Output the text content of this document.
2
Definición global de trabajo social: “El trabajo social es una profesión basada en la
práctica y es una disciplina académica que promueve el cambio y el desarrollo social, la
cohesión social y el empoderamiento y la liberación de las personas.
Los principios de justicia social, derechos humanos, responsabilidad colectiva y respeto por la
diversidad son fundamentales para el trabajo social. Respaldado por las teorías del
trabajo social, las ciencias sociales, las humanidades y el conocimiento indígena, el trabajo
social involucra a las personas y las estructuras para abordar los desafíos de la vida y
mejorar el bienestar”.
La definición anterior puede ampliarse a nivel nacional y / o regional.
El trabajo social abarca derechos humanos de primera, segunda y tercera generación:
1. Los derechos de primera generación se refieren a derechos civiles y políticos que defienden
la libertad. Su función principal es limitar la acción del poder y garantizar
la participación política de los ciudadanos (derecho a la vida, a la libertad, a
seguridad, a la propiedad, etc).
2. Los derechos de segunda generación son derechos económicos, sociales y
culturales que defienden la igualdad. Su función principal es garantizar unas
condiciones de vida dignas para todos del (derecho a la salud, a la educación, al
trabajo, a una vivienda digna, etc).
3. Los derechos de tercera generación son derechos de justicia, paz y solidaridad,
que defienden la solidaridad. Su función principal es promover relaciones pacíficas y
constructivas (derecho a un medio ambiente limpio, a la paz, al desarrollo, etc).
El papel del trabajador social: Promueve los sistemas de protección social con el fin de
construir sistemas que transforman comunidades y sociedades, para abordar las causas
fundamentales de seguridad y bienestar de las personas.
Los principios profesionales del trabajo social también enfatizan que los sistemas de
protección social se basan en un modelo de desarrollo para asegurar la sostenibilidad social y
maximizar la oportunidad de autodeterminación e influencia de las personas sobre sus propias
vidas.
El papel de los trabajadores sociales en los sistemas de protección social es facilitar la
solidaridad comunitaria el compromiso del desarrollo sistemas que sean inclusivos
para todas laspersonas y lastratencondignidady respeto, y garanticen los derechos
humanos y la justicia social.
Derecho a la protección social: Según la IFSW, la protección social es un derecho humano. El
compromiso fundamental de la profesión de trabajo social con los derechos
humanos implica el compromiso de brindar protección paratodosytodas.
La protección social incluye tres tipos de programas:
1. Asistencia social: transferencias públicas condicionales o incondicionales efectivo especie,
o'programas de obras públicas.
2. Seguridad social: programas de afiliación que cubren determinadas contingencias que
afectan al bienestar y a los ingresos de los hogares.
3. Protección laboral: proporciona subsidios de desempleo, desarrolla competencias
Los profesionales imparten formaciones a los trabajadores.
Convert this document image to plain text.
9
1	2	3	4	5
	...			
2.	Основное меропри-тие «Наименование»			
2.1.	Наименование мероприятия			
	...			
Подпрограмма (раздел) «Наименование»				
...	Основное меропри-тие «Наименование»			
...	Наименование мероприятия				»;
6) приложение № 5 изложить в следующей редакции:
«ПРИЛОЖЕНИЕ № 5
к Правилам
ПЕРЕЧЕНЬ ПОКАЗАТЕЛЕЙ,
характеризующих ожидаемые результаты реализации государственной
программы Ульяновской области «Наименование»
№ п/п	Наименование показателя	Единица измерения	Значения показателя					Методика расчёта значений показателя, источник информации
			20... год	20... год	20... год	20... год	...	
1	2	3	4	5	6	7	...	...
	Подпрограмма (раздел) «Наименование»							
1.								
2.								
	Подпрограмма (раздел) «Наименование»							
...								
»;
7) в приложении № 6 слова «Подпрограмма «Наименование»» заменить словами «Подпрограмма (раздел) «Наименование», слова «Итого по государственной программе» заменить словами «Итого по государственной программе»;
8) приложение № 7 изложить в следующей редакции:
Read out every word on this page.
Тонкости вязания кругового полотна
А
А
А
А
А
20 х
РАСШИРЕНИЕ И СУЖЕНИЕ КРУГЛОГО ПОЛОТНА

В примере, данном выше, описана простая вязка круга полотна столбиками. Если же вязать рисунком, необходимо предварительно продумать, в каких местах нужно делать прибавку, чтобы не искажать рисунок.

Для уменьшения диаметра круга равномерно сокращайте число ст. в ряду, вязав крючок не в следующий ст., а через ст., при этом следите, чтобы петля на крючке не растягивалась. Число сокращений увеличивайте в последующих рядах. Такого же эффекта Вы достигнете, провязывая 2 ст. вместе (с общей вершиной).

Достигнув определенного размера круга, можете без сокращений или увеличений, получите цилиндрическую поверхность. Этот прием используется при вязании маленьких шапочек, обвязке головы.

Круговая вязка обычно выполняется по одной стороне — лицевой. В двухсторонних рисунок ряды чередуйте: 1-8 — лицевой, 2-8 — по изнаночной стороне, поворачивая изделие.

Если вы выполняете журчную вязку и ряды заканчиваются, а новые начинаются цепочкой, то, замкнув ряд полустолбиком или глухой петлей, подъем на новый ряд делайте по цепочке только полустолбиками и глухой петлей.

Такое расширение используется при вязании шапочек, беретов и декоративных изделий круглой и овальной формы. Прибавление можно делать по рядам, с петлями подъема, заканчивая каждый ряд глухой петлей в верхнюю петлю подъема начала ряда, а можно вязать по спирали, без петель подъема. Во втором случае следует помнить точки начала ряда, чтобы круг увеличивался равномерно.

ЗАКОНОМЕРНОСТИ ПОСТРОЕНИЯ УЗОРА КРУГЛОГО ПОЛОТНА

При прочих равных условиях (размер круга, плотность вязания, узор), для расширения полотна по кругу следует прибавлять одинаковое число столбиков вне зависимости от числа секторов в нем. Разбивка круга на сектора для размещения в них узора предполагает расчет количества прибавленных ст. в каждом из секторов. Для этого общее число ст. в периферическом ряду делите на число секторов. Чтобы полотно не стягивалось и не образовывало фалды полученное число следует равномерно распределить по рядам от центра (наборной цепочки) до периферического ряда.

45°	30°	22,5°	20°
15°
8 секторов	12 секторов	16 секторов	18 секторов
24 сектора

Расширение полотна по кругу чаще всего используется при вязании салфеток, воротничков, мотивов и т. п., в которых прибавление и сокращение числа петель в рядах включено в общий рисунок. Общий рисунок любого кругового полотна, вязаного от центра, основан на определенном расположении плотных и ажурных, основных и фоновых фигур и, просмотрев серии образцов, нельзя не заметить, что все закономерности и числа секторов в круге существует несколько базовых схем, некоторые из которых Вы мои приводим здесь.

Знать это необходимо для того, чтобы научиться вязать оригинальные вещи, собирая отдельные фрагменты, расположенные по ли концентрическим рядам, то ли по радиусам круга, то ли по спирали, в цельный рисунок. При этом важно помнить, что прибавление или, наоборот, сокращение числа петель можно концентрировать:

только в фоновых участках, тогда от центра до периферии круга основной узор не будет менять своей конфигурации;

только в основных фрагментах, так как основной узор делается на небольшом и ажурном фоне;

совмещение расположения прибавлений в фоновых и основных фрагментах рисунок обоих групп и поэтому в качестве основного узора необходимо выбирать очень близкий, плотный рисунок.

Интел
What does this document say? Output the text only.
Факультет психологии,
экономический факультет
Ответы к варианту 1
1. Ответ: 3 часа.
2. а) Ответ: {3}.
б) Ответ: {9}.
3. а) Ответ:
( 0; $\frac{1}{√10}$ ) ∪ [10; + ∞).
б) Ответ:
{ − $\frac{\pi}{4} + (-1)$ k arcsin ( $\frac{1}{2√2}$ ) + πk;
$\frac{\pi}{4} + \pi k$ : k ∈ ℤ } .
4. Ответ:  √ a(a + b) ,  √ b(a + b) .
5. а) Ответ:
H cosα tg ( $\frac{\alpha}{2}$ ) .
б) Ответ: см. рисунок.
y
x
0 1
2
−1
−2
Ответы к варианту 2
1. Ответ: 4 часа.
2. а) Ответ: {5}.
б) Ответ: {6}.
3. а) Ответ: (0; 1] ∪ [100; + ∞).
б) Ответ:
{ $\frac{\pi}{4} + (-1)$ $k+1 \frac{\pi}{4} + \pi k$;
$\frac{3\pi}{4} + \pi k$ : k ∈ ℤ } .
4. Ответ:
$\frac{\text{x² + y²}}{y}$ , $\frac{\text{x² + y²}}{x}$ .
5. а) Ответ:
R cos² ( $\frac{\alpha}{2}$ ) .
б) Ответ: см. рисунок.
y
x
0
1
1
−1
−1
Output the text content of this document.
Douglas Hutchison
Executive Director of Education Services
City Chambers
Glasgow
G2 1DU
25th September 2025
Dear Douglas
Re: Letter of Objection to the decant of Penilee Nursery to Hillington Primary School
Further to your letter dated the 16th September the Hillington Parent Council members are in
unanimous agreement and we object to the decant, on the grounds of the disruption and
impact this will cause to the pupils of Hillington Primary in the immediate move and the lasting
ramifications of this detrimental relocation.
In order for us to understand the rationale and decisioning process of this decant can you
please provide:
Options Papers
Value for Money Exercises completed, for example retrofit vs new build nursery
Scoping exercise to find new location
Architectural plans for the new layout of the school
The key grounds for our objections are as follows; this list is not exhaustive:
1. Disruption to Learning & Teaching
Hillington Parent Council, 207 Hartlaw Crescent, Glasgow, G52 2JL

Goal: The answer is the number of lines in the preceding material that hold "делать"; write that number and nothing else.

Task response: 2